Update the lines below by changing "Read It" to "Listen" wherever it appears, keeping everything else the same. Leave the pictures out of your answer.
━━━━━━━━━━━━━━━━━━━━━━━━━━━━━━
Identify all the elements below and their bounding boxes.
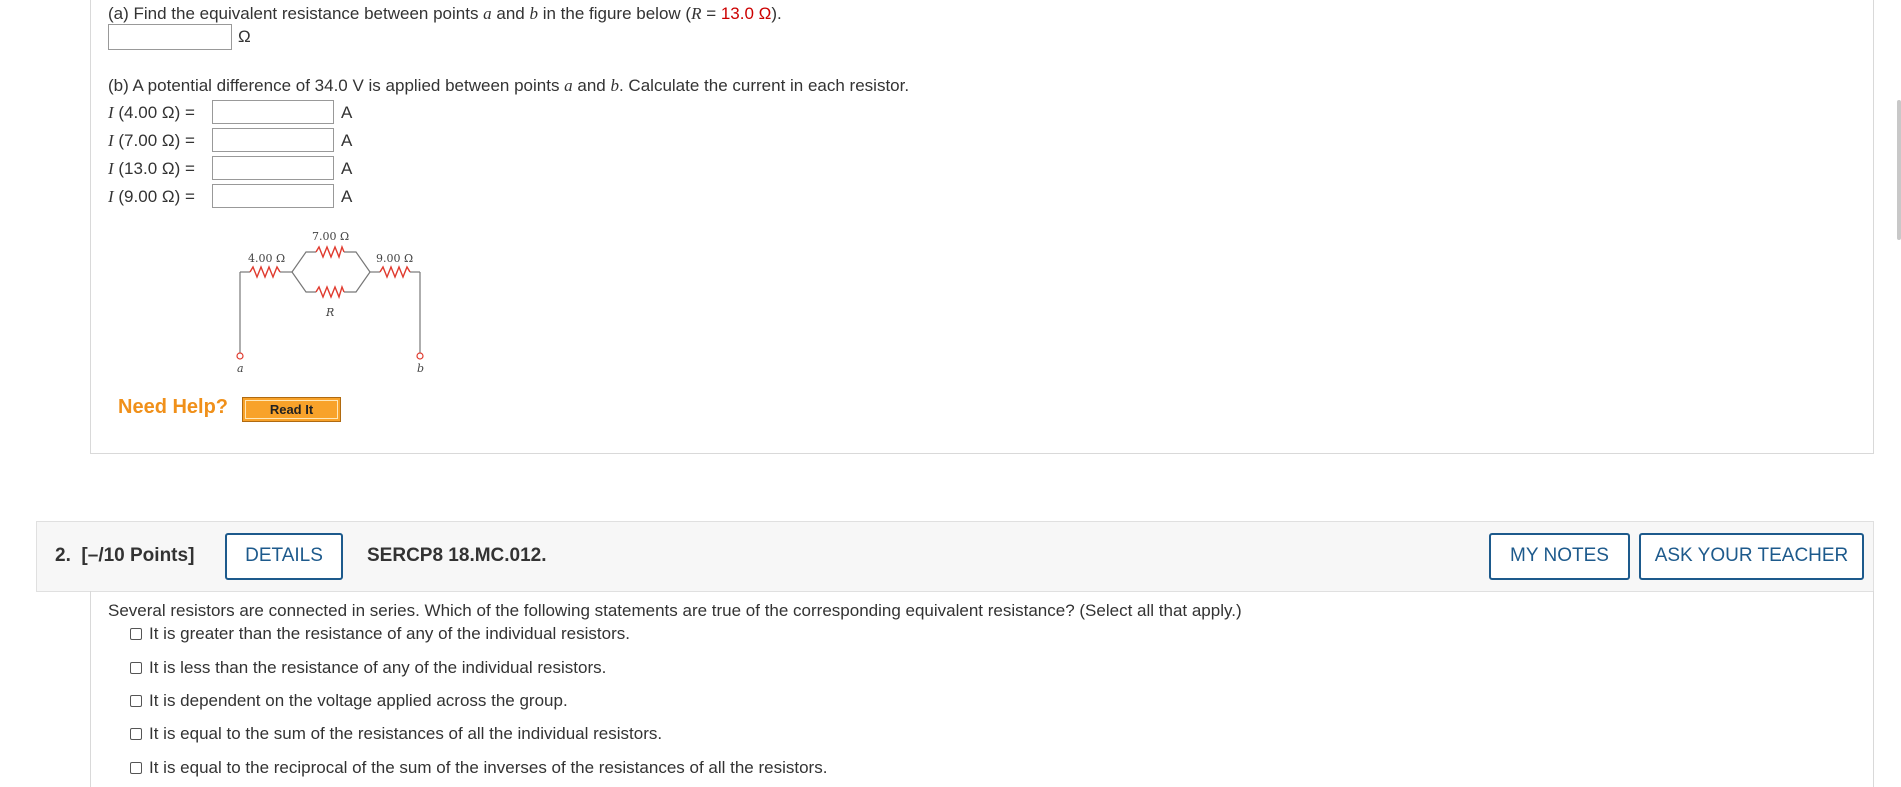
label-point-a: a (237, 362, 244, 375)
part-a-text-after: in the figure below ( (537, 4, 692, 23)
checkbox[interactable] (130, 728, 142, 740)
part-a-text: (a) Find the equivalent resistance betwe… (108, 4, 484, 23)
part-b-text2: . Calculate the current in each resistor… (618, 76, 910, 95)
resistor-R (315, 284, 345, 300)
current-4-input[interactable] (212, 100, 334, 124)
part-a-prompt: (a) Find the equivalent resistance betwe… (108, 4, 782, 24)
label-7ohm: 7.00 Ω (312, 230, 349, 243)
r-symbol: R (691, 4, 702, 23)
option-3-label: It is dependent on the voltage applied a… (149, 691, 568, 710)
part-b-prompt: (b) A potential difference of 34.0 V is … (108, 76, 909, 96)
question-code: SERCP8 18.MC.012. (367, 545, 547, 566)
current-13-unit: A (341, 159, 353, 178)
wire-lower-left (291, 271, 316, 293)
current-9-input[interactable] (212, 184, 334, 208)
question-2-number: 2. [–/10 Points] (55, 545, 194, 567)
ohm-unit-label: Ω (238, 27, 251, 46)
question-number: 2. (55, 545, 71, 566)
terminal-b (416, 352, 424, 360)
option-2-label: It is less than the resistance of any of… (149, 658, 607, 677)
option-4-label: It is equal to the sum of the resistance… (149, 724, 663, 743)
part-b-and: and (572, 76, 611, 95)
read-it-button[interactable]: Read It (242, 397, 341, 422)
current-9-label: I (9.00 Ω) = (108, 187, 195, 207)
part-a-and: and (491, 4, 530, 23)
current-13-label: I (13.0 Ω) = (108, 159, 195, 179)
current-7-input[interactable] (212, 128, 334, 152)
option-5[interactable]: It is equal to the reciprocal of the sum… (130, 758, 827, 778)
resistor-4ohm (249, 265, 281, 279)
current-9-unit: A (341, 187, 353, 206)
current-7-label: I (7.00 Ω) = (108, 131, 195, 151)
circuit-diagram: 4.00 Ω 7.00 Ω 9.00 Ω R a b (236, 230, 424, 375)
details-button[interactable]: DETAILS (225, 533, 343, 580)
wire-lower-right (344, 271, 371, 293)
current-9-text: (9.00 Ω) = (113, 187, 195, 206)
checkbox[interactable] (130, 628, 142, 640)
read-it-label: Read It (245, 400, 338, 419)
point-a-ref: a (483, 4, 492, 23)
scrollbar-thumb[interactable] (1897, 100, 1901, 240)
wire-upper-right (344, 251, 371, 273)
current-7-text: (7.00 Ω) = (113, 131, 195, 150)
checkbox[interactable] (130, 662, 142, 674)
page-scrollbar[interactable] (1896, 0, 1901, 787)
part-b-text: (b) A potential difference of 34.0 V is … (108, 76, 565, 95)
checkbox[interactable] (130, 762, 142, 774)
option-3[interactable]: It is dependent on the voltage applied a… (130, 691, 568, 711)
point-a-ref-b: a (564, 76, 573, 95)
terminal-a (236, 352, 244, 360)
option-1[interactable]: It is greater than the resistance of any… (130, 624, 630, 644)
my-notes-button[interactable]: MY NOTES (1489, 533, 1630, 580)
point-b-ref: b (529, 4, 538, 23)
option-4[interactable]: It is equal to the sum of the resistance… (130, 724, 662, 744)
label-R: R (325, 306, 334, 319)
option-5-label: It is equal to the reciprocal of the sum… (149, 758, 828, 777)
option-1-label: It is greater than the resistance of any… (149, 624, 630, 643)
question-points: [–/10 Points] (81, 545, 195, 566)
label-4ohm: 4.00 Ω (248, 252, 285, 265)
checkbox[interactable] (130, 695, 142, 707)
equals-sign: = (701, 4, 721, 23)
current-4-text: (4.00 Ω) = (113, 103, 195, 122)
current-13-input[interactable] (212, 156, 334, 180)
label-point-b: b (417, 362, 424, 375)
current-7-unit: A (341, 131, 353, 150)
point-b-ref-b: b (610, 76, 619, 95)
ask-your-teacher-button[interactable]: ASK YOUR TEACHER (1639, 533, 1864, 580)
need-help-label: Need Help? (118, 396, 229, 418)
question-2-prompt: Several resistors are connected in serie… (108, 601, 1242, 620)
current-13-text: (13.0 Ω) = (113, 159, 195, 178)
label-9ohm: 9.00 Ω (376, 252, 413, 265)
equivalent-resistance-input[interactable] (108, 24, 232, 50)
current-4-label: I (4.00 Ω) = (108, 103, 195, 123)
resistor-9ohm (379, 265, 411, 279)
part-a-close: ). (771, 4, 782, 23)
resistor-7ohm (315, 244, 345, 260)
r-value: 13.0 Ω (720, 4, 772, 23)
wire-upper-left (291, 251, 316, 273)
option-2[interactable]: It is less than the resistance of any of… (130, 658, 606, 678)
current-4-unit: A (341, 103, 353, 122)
━━━━━━━━━━━━━━━━━━━━━━━━━━━━━━
## Output of the task
Identify all the elements below and their bounding boxes.
label-point-a: a (237, 362, 244, 375)
part-a-text-after: in the figure below ( (537, 4, 692, 23)
checkbox[interactable] (130, 728, 142, 740)
part-a-text: (a) Find the equivalent resistance betwe… (108, 4, 484, 23)
part-b-text2: . Calculate the current in each resistor… (618, 76, 910, 95)
resistor-R (315, 284, 345, 300)
current-4-input[interactable] (212, 100, 334, 124)
part-a-prompt: (a) Find the equivalent resistance betwe… (108, 4, 782, 24)
label-7ohm: 7.00 Ω (312, 230, 349, 243)
r-symbol: R (691, 4, 702, 23)
option-3-label: It is dependent on the voltage applied a… (149, 691, 568, 710)
part-b-prompt: (b) A potential difference of 34.0 V is … (108, 76, 909, 96)
question-code: SERCP8 18.MC.012. (367, 545, 547, 566)
current-13-unit: A (341, 159, 353, 178)
wire-lower-left (291, 271, 316, 293)
current-9-input[interactable] (212, 184, 334, 208)
question-2-number: 2. [–/10 Points] (55, 545, 194, 567)
ohm-unit-label: Ω (238, 27, 251, 46)
question-number: 2. (55, 545, 71, 566)
terminal-b (416, 352, 424, 360)
option-2-label: It is less than the resistance of any of… (149, 658, 607, 677)
option-4-label: It is equal to the sum of the resistance… (149, 724, 663, 743)
part-b-and: and (572, 76, 611, 95)
read-it-button[interactable]: Listen (242, 397, 341, 422)
current-9-label: I (9.00 Ω) = (108, 187, 195, 207)
part-a-and: and (491, 4, 530, 23)
current-13-label: I (13.0 Ω) = (108, 159, 195, 179)
current-7-input[interactable] (212, 128, 334, 152)
option-5[interactable]: It is equal to the reciprocal of the sum… (130, 758, 827, 778)
resistor-4ohm (249, 265, 281, 279)
current-9-unit: A (341, 187, 353, 206)
current-7-label: I (7.00 Ω) = (108, 131, 195, 151)
circuit-diagram: 4.00 Ω 7.00 Ω 9.00 Ω R a b (236, 230, 424, 375)
details-button[interactable]: DETAILS (225, 533, 343, 580)
wire-lower-right (344, 271, 371, 293)
current-9-text: (9.00 Ω) = (113, 187, 195, 206)
checkbox[interactable] (130, 628, 142, 640)
read-it-label: Listen (245, 400, 338, 419)
point-a-ref: a (483, 4, 492, 23)
scrollbar-thumb[interactable] (1897, 100, 1901, 240)
wire-upper-right (344, 251, 371, 273)
current-7-text: (7.00 Ω) = (113, 131, 195, 150)
checkbox[interactable] (130, 662, 142, 674)
page-scrollbar[interactable] (1896, 0, 1901, 787)
part-b-text: (b) A potential difference of 34.0 V is … (108, 76, 565, 95)
checkbox[interactable] (130, 762, 142, 774)
option-3[interactable]: It is dependent on the voltage applied a… (130, 691, 568, 711)
point-a-ref-b: a (564, 76, 573, 95)
terminal-a (236, 352, 244, 360)
option-1[interactable]: It is greater than the resistance of any… (130, 624, 630, 644)
my-notes-button[interactable]: MY NOTES (1489, 533, 1630, 580)
point-b-ref: b (529, 4, 538, 23)
option-4[interactable]: It is equal to the sum of the resistance… (130, 724, 662, 744)
label-R: R (325, 306, 334, 319)
option-5-label: It is equal to the reciprocal of the sum… (149, 758, 828, 777)
option-1-label: It is greater than the resistance of any… (149, 624, 630, 643)
question-points: [–/10 Points] (81, 545, 195, 566)
label-4ohm: 4.00 Ω (248, 252, 285, 265)
checkbox[interactable] (130, 695, 142, 707)
equals-sign: = (701, 4, 721, 23)
current-4-text: (4.00 Ω) = (113, 103, 195, 122)
current-13-input[interactable] (212, 156, 334, 180)
label-point-b: b (417, 362, 424, 375)
current-7-unit: A (341, 131, 353, 150)
point-b-ref-b: b (610, 76, 619, 95)
ask-your-teacher-button[interactable]: ASK YOUR TEACHER (1639, 533, 1864, 580)
need-help-label: Need Help? (118, 396, 229, 418)
question-2-prompt: Several resistors are connected in serie… (108, 601, 1242, 620)
current-13-text: (13.0 Ω) = (113, 159, 195, 178)
label-9ohm: 9.00 Ω (376, 252, 413, 265)
equivalent-resistance-input[interactable] (108, 24, 232, 50)
current-4-label: I (4.00 Ω) = (108, 103, 195, 123)
resistor-9ohm (379, 265, 411, 279)
part-a-close: ). (771, 4, 782, 23)
resistor-7ohm (315, 244, 345, 260)
r-value: 13.0 Ω (720, 4, 772, 23)
wire-upper-left (291, 251, 316, 273)
option-2[interactable]: It is less than the resistance of any of… (130, 658, 606, 678)
current-4-unit: A (341, 103, 353, 122)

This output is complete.